The records below need retyping in full; give them again exactly.

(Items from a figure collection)
* * * * *
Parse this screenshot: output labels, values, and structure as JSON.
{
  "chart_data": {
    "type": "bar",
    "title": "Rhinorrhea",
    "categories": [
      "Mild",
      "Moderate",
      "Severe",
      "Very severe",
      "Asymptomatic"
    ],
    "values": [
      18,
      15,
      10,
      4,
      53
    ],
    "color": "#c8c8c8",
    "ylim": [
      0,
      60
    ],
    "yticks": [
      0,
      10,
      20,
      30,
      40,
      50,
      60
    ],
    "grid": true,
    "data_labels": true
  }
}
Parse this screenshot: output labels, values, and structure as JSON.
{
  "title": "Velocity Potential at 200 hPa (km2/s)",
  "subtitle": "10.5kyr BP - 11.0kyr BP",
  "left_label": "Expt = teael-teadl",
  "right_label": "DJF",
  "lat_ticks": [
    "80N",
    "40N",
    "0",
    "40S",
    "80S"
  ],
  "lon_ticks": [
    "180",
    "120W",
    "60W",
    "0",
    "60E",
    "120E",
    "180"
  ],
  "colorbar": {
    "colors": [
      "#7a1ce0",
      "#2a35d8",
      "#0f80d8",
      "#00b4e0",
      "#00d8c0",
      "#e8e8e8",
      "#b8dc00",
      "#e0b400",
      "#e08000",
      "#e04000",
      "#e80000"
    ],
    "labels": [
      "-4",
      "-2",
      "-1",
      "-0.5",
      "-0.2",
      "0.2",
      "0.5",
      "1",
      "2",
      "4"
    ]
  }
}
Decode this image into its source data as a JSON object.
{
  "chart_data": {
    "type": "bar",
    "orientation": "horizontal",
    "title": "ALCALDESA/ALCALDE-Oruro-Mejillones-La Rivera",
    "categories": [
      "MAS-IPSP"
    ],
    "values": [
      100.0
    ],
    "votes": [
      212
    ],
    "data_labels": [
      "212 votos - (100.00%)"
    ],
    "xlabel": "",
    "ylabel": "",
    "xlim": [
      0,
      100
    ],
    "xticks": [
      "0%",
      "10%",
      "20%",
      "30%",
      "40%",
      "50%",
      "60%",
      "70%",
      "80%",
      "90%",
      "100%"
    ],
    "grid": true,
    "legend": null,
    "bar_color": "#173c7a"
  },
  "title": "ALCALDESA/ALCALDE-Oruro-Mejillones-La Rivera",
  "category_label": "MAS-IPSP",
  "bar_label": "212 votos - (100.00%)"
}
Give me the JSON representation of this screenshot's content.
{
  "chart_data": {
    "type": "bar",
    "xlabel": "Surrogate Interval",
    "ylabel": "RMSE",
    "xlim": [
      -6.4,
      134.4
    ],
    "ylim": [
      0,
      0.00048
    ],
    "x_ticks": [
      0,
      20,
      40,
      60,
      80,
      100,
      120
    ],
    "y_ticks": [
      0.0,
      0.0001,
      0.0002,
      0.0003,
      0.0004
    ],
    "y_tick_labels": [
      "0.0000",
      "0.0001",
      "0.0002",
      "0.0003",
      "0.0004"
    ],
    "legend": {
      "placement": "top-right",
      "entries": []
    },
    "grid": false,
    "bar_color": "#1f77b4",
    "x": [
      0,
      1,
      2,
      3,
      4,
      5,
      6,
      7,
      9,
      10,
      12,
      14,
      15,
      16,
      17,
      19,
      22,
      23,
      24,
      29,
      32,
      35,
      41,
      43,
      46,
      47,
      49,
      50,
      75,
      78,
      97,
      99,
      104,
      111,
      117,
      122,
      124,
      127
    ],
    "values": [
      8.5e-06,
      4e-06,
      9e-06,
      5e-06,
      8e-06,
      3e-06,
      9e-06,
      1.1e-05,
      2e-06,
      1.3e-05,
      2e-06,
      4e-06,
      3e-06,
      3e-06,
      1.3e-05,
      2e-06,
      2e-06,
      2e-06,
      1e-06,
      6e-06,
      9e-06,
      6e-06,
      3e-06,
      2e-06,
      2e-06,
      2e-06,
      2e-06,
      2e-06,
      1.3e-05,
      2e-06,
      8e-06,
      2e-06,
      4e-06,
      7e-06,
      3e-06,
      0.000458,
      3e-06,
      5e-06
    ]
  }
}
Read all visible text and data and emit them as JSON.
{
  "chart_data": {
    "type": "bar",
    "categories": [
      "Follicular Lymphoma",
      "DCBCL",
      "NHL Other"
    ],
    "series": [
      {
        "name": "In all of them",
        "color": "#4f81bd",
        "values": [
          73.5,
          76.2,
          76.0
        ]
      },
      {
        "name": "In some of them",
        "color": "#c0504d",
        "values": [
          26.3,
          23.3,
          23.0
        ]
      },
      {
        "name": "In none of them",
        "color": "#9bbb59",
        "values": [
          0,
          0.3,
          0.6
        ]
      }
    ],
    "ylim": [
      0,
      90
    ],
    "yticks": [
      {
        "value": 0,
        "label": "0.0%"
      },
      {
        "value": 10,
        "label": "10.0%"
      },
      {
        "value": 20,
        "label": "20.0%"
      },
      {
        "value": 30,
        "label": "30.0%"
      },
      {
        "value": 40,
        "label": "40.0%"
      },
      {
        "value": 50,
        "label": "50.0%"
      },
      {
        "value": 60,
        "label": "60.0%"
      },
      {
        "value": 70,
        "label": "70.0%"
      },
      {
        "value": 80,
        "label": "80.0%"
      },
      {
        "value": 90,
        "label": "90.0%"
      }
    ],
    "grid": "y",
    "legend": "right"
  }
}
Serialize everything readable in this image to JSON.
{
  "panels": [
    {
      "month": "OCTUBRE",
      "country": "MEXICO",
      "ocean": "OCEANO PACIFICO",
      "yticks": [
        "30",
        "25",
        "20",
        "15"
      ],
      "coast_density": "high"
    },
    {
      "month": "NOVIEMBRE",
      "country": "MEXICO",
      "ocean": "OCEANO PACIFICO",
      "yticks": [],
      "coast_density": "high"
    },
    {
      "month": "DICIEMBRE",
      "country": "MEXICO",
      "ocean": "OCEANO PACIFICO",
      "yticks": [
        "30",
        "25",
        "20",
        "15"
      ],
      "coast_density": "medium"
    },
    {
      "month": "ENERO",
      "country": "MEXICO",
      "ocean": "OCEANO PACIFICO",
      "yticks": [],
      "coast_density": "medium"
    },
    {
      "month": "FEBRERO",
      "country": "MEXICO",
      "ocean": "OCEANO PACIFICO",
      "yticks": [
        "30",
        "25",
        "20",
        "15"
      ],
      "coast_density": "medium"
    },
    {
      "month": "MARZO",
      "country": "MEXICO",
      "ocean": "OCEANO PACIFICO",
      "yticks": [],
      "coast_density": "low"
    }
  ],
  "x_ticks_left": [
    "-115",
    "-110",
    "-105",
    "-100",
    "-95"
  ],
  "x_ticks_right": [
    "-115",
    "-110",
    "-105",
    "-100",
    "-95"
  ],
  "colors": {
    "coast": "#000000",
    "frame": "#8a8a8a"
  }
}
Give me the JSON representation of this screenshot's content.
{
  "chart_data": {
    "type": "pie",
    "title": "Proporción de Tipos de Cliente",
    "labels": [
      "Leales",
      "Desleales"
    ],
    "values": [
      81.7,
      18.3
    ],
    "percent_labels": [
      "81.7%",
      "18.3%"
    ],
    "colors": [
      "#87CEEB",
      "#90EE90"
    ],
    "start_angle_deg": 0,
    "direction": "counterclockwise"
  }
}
* * * * *
— Task output —
Parse this screenshot: output labels, values, and structure as JSON.
{
  "chart_data": {
    "type": "bar",
    "title": "Rhinorrhea",
    "categories": [
      "Mild",
      "Moderate",
      "Severe",
      "Very severe",
      "Asymptomatic"
    ],
    "values": [
      18,
      15,
      10,
      4,
      53
    ],
    "color": "#c8c8c8",
    "ylim": [
      0,
      60
    ],
    "yticks": [
      0,
      10,
      20,
      30,
      40,
      50,
      60
    ],
    "grid": true,
    "data_labels": true
  }
}
Parse this screenshot: output labels, values, and structure as JSON.
{
  "title": "Velocity Potential at 200 hPa (km2/s)",
  "subtitle": "10.5kyr BP - 11.0kyr BP",
  "left_label": "Expt = teael-teadl",
  "right_label": "DJF",
  "lat_ticks": [
    "80N",
    "40N",
    "0",
    "40S",
    "80S"
  ],
  "lon_ticks": [
    "180",
    "120W",
    "60W",
    "0",
    "60E",
    "120E",
    "180"
  ],
  "colorbar": {
    "colors": [
      "#7a1ce0",
      "#2a35d8",
      "#0f80d8",
      "#00b4e0",
      "#00d8c0",
      "#e8e8e8",
      "#b8dc00",
      "#e0b400",
      "#e08000",
      "#e04000",
      "#e80000"
    ],
    "labels": [
      "-4",
      "-2",
      "-1",
      "-0.5",
      "-0.2",
      "0.2",
      "0.5",
      "1",
      "2",
      "4"
    ]
  }
}
Decode this image into its source data as a JSON object.
{
  "chart_data": {
    "type": "bar",
    "orientation": "horizontal",
    "title": "ALCALDESA/ALCALDE-Oruro-Mejillones-La Rivera",
    "categories": [
      "MAS-IPSP"
    ],
    "values": [
      100.0
    ],
    "votes": [
      212
    ],
    "data_labels": [
      "212 votos - (100.00%)"
    ],
    "xlabel": "",
    "ylabel": "",
    "xlim": [
      0,
      100
    ],
    "xticks": [
      "0%",
      "10%",
      "20%",
      "30%",
      "40%",
      "50%",
      "60%",
      "70%",
      "80%",
      "90%",
      "100%"
    ],
    "grid": true,
    "legend": null,
    "bar_color": "#173c7a"
  },
  "title": "ALCALDESA/ALCALDE-Oruro-Mejillones-La Rivera",
  "category_label": "MAS-IPSP",
  "bar_label": "212 votos - (100.00%)"
}
Give me the JSON representation of this screenshot's content.
{
  "chart_data": {
    "type": "bar",
    "xlabel": "Surrogate Interval",
    "ylabel": "RMSE",
    "xlim": [
      -6.4,
      134.4
    ],
    "ylim": [
      0,
      0.00048
    ],
    "x_ticks": [
      0,
      20,
      40,
      60,
      80,
      100,
      120
    ],
    "y_ticks": [
      0.0,
      0.0001,
      0.0002,
      0.0003,
      0.0004
    ],
    "y_tick_labels": [
      "0.0000",
      "0.0001",
      "0.0002",
      "0.0003",
      "0.0004"
    ],
    "legend": {
      "placement": "top-right",
      "entries": []
    },
    "grid": false,
    "bar_color": "#1f77b4",
    "x": [
      0,
      1,
      2,
      3,
      4,
      5,
      6,
      7,
      9,
      10,
      12,
      14,
      15,
      16,
      17,
      19,
      22,
      23,
      24,
      29,
      32,
      35,
      41,
      43,
      46,
      47,
      49,
      50,
      75,
      78,
      97,
      99,
      104,
      111,
      117,
      122,
      124,
      127
    ],
    "values": [
      8.5e-06,
      4e-06,
      9e-06,
      5e-06,
      8e-06,
      3e-06,
      9e-06,
      1.1e-05,
      2e-06,
      1.3e-05,
      2e-06,
      4e-06,
      3e-06,
      3e-06,
      1.3e-05,
      2e-06,
      2e-06,
      2e-06,
      1e-06,
      6e-06,
      9e-06,
      6e-06,
      3e-06,
      2e-06,
      2e-06,
      2e-06,
      2e-06,
      2e-06,
      1.3e-05,
      2e-06,
      8e-06,
      2e-06,
      4e-06,
      7e-06,
      3e-06,
      0.000458,
      3e-06,
      5e-06
    ]
  }
}
Read all visible text and data and emit them as JSON.
{
  "chart_data": {
    "type": "bar",
    "categories": [
      "Follicular Lymphoma",
      "DCBCL",
      "NHL Other"
    ],
    "series": [
      {
        "name": "In all of them",
        "color": "#4f81bd",
        "values": [
          73.5,
          76.2,
          76.0
        ]
      },
      {
        "name": "In some of them",
        "color": "#c0504d",
        "values": [
          26.3,
          23.3,
          23.0
        ]
      },
      {
        "name": "In none of them",
        "color": "#9bbb59",
        "values": [
          0,
          0.3,
          0.6
        ]
      }
    ],
    "ylim": [
      0,
      90
    ],
    "yticks": [
      {
        "value": 0,
        "label": "0.0%"
      },
      {
        "value": 10,
        "label": "10.0%"
      },
      {
        "value": 20,
        "label": "20.0%"
      },
      {
        "value": 30,
        "label": "30.0%"
      },
      {
        "value": 40,
        "label": "40.0%"
      },
      {
        "value": 50,
        "label": "50.0%"
      },
      {
        "value": 60,
        "label": "60.0%"
      },
      {
        "value": 70,
        "label": "70.0%"
      },
      {
        "value": 80,
        "label": "80.0%"
      },
      {
        "value": 90,
        "label": "90.0%"
      }
    ],
    "grid": "y",
    "legend": "right"
  }
}
Serialize everything readable in this image to JSON.
{
  "panels": [
    {
      "month": "OCTUBRE",
      "country": "MEXICO",
      "ocean": "OCEANO PACIFICO",
      "yticks": [
        "30",
        "25",
        "20",
        "15"
      ],
      "coast_density": "high"
    },
    {
      "month": "NOVIEMBRE",
      "country": "MEXICO",
      "ocean": "OCEANO PACIFICO",
      "yticks": [],
      "coast_density": "high"
    },
    {
      "month": "DICIEMBRE",
      "country": "MEXICO",
      "ocean": "OCEANO PACIFICO",
      "yticks": [
        "30",
        "25",
        "20",
        "15"
      ],
      "coast_density": "medium"
    },
    {
      "month": "ENERO",
      "country": "MEXICO",
      "ocean": "OCEANO PACIFICO",
      "yticks": [],
      "coast_density": "medium"
    },
    {
      "month": "FEBRERO",
      "country": "MEXICO",
      "ocean": "OCEANO PACIFICO",
      "yticks": [
        "30",
        "25",
        "20",
        "15"
      ],
      "coast_density": "medium"
    },
    {
      "month": "MARZO",
      "country": "MEXICO",
      "ocean": "OCEANO PACIFICO",
      "yticks": [],
      "coast_density": "low"
    }
  ],
  "x_ticks_left": [
    "-115",
    "-110",
    "-105",
    "-100",
    "-95"
  ],
  "x_ticks_right": [
    "-115",
    "-110",
    "-105",
    "-100",
    "-95"
  ],
  "colors": {
    "coast": "#000000",
    "frame": "#8a8a8a"
  }
}
Give me the JSON representation of this screenshot's content.
{
  "chart_data": {
    "type": "pie",
    "title": "Proporción de Tipos de Cliente",
    "labels": [
      "Leales",
      "Desleales"
    ],
    "values": [
      81.7,
      18.3
    ],
    "percent_labels": [
      "81.7%",
      "18.3%"
    ],
    "colors": [
      "#87CEEB",
      "#90EE90"
    ],
    "start_angle_deg": 0,
    "direction": "counterclockwise"
  }
}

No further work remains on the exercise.